◆ **TO DO**
Where a line in the listing below contains the word "bottom", copy that line.

◆ **RECORD EXTRACTS**
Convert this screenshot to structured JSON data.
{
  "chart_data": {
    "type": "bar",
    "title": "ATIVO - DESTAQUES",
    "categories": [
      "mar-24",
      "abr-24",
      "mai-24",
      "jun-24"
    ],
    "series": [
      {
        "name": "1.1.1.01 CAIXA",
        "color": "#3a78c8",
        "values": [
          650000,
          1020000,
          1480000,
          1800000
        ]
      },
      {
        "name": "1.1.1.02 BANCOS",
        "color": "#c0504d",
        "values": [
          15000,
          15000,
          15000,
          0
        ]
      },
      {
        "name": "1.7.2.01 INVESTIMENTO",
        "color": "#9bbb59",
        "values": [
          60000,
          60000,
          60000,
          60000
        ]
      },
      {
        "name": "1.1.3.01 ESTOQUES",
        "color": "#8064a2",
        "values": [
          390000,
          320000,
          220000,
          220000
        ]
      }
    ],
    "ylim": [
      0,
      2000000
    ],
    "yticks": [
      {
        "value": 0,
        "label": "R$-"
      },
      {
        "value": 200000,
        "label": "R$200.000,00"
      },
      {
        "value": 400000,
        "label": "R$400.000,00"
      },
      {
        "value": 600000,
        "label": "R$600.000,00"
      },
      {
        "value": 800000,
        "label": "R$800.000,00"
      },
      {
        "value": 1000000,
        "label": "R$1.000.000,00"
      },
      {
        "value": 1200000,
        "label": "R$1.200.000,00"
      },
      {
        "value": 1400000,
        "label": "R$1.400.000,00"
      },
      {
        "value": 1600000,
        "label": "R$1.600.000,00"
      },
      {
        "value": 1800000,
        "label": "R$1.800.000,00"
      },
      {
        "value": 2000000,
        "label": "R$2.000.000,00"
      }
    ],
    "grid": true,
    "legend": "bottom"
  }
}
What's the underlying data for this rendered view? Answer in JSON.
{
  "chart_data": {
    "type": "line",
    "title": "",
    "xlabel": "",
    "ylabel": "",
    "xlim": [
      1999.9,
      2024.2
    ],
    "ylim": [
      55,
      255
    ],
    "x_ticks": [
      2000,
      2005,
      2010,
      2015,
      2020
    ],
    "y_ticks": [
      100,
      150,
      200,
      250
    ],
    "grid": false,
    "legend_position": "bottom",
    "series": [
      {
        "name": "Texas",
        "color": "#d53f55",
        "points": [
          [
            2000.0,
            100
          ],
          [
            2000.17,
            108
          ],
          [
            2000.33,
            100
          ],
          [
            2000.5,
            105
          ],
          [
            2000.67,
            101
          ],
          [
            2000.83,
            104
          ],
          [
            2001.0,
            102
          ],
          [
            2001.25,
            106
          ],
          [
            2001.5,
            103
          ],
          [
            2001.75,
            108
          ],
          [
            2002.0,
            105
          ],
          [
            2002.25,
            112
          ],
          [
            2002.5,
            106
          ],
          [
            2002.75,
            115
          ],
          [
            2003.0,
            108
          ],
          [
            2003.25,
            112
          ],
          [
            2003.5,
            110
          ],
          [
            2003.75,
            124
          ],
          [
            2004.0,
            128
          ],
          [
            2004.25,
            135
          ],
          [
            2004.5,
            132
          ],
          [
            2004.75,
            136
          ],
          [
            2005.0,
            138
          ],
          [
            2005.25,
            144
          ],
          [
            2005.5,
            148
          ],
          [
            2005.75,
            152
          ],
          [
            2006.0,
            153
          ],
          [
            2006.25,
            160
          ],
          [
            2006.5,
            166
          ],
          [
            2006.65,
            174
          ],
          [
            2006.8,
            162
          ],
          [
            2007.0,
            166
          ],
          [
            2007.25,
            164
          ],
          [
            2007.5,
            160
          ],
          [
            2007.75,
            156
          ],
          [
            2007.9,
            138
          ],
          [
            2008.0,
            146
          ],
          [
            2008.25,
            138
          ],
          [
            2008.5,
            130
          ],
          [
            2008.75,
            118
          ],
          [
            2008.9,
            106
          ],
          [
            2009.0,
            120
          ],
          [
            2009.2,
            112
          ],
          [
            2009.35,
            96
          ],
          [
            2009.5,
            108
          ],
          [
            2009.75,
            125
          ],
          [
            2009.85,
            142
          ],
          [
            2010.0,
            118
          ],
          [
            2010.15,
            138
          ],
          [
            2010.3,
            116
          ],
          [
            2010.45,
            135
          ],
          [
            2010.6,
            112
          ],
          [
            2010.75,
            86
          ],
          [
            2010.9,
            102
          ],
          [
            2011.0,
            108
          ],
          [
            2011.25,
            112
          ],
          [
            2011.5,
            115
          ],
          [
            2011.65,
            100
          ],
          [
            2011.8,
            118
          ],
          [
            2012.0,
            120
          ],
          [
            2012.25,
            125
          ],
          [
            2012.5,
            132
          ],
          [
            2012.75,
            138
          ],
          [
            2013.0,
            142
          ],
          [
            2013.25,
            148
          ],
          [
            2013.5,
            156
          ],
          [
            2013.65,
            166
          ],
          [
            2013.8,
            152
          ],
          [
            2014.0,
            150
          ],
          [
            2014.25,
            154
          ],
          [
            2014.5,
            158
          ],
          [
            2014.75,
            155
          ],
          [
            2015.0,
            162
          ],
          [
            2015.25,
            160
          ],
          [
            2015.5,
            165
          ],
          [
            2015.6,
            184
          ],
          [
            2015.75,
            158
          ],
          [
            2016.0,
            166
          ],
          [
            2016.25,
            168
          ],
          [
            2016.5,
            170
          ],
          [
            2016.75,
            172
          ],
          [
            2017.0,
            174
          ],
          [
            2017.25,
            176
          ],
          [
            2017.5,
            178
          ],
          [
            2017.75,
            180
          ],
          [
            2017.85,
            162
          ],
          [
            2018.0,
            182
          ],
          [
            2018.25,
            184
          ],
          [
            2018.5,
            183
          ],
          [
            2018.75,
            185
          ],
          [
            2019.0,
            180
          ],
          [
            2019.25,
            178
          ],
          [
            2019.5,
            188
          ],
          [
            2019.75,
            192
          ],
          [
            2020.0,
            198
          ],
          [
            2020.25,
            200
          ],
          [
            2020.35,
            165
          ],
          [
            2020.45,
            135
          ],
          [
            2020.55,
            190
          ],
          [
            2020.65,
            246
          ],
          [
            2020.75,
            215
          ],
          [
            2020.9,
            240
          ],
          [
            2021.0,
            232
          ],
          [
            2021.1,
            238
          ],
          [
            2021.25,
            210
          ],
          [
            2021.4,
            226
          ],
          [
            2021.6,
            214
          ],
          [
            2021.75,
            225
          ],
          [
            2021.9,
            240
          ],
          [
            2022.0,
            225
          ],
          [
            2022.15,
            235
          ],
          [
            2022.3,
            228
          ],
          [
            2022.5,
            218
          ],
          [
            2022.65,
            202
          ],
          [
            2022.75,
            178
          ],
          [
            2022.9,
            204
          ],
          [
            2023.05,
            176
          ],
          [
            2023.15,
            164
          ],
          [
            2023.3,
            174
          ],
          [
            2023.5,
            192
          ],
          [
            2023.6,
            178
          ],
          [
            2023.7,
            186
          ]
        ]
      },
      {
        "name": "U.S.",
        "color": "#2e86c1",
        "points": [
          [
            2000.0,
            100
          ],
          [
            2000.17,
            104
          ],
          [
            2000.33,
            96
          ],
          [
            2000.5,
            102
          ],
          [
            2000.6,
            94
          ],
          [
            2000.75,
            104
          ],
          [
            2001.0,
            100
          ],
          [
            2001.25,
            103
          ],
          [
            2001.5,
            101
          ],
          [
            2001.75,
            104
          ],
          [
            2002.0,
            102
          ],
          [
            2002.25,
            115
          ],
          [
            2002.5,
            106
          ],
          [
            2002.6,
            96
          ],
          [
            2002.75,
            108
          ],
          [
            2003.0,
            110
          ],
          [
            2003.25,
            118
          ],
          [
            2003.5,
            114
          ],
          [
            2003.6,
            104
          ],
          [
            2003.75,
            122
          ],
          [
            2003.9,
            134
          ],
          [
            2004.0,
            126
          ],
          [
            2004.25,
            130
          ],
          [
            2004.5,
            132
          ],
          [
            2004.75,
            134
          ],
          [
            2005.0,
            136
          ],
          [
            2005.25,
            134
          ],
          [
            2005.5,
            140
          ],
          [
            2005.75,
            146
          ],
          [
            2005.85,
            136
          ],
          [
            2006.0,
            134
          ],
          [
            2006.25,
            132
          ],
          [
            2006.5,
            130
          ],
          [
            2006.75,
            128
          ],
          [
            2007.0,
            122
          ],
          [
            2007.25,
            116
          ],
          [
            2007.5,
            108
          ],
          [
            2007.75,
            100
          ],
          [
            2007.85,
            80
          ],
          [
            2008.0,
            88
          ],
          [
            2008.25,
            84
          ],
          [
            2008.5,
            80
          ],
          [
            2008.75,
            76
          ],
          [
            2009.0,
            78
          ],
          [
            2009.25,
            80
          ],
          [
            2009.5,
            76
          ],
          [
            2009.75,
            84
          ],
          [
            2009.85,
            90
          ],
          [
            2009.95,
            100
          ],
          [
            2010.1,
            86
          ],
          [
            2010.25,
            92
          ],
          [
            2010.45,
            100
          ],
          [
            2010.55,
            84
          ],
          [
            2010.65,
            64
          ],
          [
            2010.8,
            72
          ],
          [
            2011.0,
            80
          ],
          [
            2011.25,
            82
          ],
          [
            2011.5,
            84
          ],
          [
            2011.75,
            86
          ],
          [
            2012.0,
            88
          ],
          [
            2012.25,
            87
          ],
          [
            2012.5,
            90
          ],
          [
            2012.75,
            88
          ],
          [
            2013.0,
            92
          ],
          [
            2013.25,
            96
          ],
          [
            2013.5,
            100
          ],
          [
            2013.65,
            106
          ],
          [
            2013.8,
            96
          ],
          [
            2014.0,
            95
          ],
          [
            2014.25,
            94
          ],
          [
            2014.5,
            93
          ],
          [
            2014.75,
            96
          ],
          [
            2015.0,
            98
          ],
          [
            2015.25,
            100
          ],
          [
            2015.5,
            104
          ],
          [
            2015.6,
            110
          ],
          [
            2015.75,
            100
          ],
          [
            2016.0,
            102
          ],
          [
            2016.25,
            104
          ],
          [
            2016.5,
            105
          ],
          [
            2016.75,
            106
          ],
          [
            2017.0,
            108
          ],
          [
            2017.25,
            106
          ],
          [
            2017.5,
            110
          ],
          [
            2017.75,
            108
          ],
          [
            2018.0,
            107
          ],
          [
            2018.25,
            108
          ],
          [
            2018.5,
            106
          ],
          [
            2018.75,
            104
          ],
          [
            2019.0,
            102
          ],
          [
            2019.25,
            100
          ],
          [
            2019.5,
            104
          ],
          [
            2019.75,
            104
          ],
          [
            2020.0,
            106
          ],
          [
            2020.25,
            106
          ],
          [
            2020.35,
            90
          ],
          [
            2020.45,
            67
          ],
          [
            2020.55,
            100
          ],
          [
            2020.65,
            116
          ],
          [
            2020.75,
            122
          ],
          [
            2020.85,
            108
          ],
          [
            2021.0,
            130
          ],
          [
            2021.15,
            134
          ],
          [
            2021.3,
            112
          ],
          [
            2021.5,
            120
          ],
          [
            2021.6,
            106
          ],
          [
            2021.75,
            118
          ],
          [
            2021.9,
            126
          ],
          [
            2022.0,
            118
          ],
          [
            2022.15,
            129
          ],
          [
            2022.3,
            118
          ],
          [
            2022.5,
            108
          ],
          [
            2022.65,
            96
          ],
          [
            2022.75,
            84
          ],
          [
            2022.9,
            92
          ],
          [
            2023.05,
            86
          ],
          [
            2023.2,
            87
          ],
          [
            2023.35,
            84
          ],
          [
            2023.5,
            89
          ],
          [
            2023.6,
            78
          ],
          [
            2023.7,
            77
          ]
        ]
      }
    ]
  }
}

◆ **FULL SOLUTION**
    "legend": "bottom"
    "legend_position": "bottom",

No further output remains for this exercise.